- Problem requirements
Please retype the records below exactly, leaving out any pictures.

════════════════

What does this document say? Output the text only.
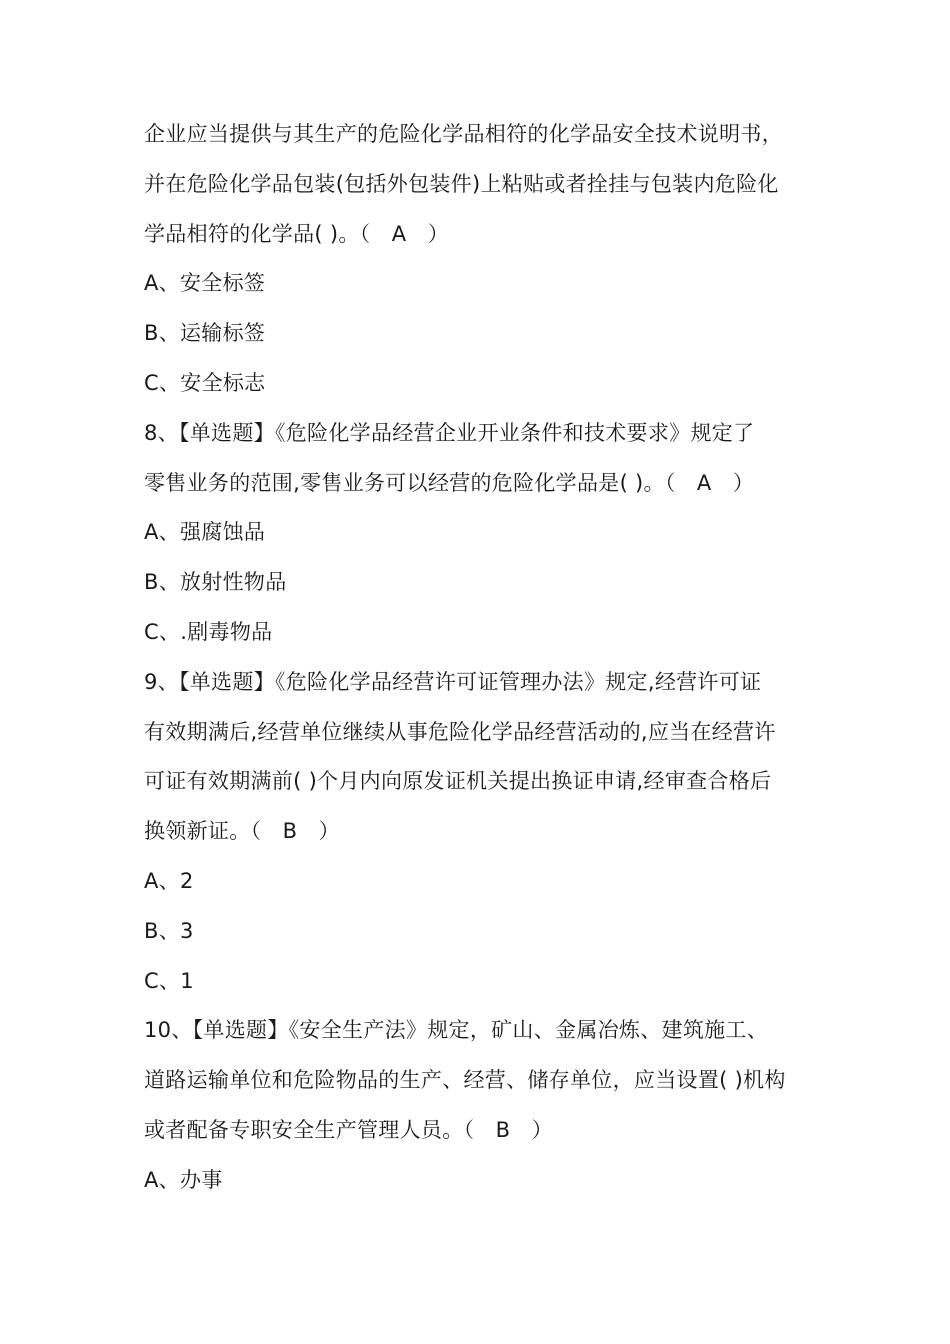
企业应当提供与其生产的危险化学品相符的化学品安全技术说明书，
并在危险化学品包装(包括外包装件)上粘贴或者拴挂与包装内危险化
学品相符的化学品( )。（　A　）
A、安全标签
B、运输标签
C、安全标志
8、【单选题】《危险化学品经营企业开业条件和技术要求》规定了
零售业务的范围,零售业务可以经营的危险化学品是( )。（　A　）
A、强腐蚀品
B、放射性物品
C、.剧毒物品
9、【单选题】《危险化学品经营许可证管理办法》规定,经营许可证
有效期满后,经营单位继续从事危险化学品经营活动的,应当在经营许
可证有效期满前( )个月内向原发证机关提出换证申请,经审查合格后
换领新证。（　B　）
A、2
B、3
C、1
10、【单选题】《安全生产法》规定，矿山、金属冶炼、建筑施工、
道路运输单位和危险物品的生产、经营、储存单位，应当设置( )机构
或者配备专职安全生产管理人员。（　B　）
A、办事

════════════════

- Correct response
What does this document say? Output the text only.
企业应当提供与其生产的危险化学品相符的化学品安全技术说明书，
并在危险化学品包装(包括外包装件)上粘贴或者拴挂与包装内危险化
学品相符的化学品( )。（　A　）
A、安全标签
B、运输标签
C、安全标志
8、【单选题】《危险化学品经营企业开业条件和技术要求》规定了
零售业务的范围,零售业务可以经营的危险化学品是( )。（　A　）
A、强腐蚀品
B、放射性物品
C、.剧毒物品
9、【单选题】《危险化学品经营许可证管理办法》规定,经营许可证
有效期满后,经营单位继续从事危险化学品经营活动的,应当在经营许
可证有效期满前( )个月内向原发证机关提出换证申请,经审查合格后
换领新证。（　B　）
A、2
B、3
C、1
10、【单选题】《安全生产法》规定，矿山、金属冶炼、建筑施工、
道路运输单位和危险物品的生产、经营、储存单位，应当设置( )机构
或者配备专职安全生产管理人员。（　B　）
A、办事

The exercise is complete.